→ **GIVEN PROBLEM**: Could you copy the entries below word for word, starting at the line that contains "For every button, label, input, icon, or" and stopping after the line that contains "- time-axis-tick: 13: [64, 534, 76, 545]"? Leave the pictures out of your copy.
--- Start of EXCERPTED RECORDS ---
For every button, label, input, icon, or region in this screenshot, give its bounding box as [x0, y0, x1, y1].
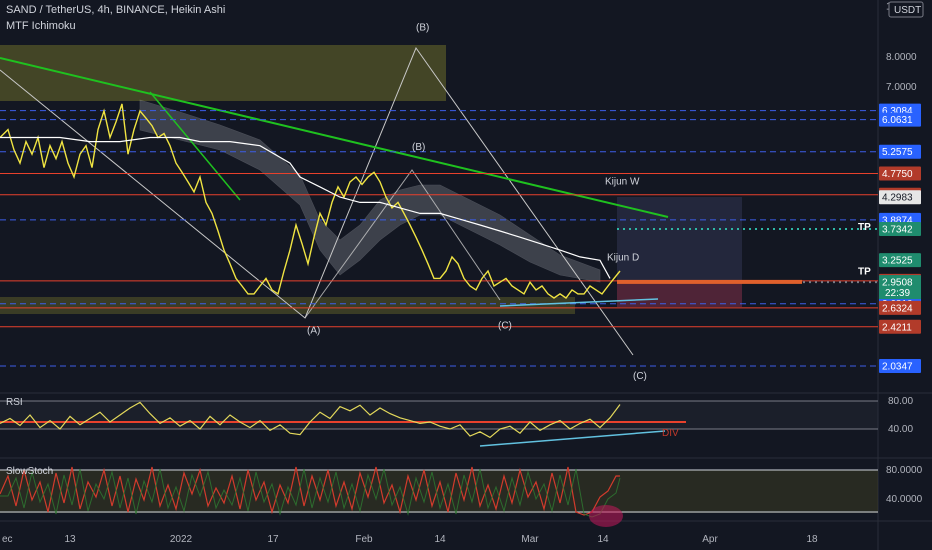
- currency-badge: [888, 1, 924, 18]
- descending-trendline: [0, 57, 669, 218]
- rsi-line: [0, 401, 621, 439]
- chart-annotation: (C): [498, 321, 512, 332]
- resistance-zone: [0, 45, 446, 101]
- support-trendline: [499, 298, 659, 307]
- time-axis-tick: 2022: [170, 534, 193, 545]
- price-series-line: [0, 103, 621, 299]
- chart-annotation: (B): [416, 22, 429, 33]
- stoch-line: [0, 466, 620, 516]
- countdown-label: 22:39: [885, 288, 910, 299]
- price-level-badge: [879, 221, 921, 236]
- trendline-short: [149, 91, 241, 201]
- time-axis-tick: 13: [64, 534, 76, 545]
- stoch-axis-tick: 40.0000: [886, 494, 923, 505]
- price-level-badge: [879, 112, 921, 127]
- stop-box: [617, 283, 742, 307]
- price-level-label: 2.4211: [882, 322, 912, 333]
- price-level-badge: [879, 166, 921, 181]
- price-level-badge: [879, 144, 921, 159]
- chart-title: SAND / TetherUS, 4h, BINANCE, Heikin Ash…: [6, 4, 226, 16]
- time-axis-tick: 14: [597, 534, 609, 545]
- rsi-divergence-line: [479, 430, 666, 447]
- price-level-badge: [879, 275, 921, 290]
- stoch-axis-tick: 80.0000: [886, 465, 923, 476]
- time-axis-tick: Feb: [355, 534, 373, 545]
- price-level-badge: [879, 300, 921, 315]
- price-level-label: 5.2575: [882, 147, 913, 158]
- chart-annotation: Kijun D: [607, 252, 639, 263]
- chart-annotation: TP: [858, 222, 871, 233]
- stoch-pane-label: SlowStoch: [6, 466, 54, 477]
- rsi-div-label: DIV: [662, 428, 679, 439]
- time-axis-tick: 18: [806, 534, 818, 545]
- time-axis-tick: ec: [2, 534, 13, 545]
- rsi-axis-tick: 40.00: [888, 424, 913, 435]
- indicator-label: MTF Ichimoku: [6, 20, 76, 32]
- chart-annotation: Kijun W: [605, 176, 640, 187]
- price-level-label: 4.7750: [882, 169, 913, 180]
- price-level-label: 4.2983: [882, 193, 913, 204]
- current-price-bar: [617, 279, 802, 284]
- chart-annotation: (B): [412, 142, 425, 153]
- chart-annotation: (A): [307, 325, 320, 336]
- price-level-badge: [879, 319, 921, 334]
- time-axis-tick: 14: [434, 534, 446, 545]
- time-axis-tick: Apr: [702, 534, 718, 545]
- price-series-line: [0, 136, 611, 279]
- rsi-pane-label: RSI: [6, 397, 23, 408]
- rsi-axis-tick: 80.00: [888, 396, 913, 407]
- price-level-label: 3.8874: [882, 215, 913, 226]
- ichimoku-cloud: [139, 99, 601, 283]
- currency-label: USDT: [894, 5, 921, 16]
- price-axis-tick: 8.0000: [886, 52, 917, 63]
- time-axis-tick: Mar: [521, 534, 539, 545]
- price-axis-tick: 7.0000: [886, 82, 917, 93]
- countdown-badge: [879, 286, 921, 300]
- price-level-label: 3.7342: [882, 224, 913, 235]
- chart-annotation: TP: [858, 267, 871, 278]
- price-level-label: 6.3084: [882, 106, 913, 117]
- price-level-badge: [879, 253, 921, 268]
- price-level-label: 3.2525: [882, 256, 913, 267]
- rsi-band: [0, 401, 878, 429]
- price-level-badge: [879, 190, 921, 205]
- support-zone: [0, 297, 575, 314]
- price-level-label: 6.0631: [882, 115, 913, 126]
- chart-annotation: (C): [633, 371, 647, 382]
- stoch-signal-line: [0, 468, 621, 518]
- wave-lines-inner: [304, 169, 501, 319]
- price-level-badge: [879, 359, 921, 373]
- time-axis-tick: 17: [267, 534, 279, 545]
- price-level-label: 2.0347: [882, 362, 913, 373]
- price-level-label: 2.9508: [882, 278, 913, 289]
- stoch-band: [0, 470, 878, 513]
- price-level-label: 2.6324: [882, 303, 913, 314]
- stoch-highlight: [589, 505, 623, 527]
--- End of EXCERPTED RECORDS ---
--- Start of EXCERPTED RECORDS ---
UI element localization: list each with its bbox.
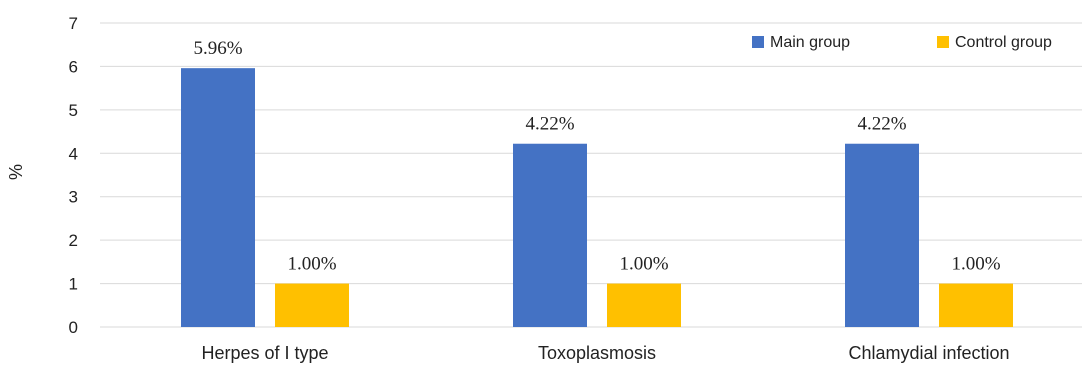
--- End of EXCERPTED RECORDS ---
→ **OUTPUT BELOW**:
For every button, label, input, icon, or region in this screenshot, give its bounding box as [x0, y0, x1, y1].
- currency-badge: [888, 1, 924, 18]
- descending-trendline: [0, 57, 669, 218]
- rsi-line: [0, 401, 621, 439]
- chart-annotation: (C): [498, 321, 512, 332]
- resistance-zone: [0, 45, 446, 101]
- support-trendline: [499, 298, 659, 307]
- time-axis-tick: 2022: [170, 534, 193, 545]
- price-series-line: [0, 103, 621, 299]
- chart-annotation: (B): [416, 22, 429, 33]
- stoch-line: [0, 466, 620, 516]
- countdown-label: 22:39: [885, 288, 910, 299]
- price-level-badge: [879, 221, 921, 236]
- trendline-short: [149, 91, 241, 201]
- time-axis-tick: 13: [64, 534, 76, 545]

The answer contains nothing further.